INSTRUÇÕES DA TAREFA
Substitua "Uber" por "Bolt" no trecho do texto sobre a greve geral em França entre "O Governo impôs" e "combustível.", inclusive, e apresente esse trecho já alterado.

EXCERTO
►

Macron a braços
com uma greve geral que promete paralisar França
Os sindicatos
saem esta quinta-feira à rua para contestar uma lei que ainda não existe, a
reforma do sistema de pensões. Num clima de ansiedade generalizada, teme-se que
o protesto gere violência.
Clara Barata
Clara Barata 4 de
Dezembro de 2019, 20:30
A promessa de
Emmanuel Macron é clara: “Cada euro descontado para a reforma deve dar os
mesmos direitos a todos”. Mas os franceses têm sentimentos contraditórios. Uma
sondagem Odoxa para o jornal Le Figaro revela que 66% desejam que se acabe com
os 42 tipos de regimes de pensões. Mas 65% consideram “justificada” a greve
geral que começa esta quinta-feira contra a reforma que o Presidente francês
quer fazer.
“Um ciclone”. É essa a comparação que surgiu
nas páginas dos media franceses, para explicar aquilo de que o executivo está à
espera com a greve geral. Transportes de Paris paralisados, caminhos-de-ferro,
refinarias, escolas, hospitais – espera-se um clima de inferno para os
cidadãos. Estima-se que apenas 10% dos comboios circulem em todo o território,
e que praticamente nenhum metro circule em Paris. Já na quarta-feira ao fim do
dia houve engarrafamentos monstruosos em Paris.
O Governo impôs
limites ao preço praticado por aplicações como o Uber. O bloqueio de depósitos
de combustível no Oeste de França deixou centenas de estações de serviço sem
combustível.
Na maioria
presidencial, teme-se a radicalização do protesto – evoca-se a violência do
movimento Coletes Amarelos, e a possível radicalização dentro dos próprios
sindicatos. Teme-se que não haja capacidade nos movimentos sindicais para
controlar elementos violentos que surjam nas manifestações. Tem sido um facto recorrente,
houve perturbações violentas até na Marcha pelo Clima, em Paris, em Setembro.

◄

INFORMAÇÃO APRESENTADA
►

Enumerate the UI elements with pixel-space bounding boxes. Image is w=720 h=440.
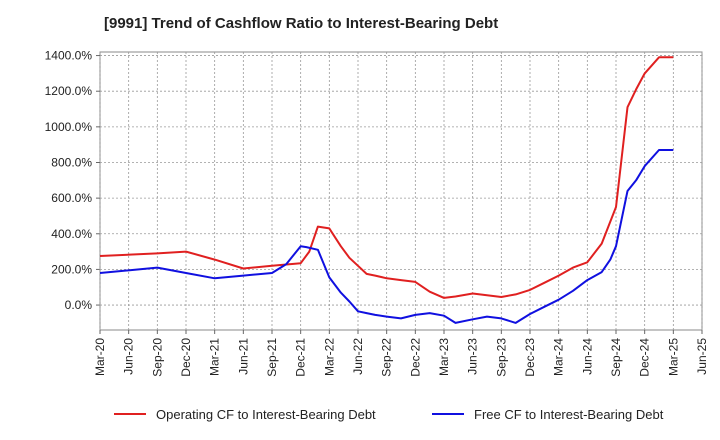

◄

RESPOSTA DO EXERCÍCIO
O Governo impôs
limites ao preço praticado por aplicações como o Bolt. O bloqueio de depósitos
de combustível no Oeste de França deixou centenas de estações de serviço sem
combustível.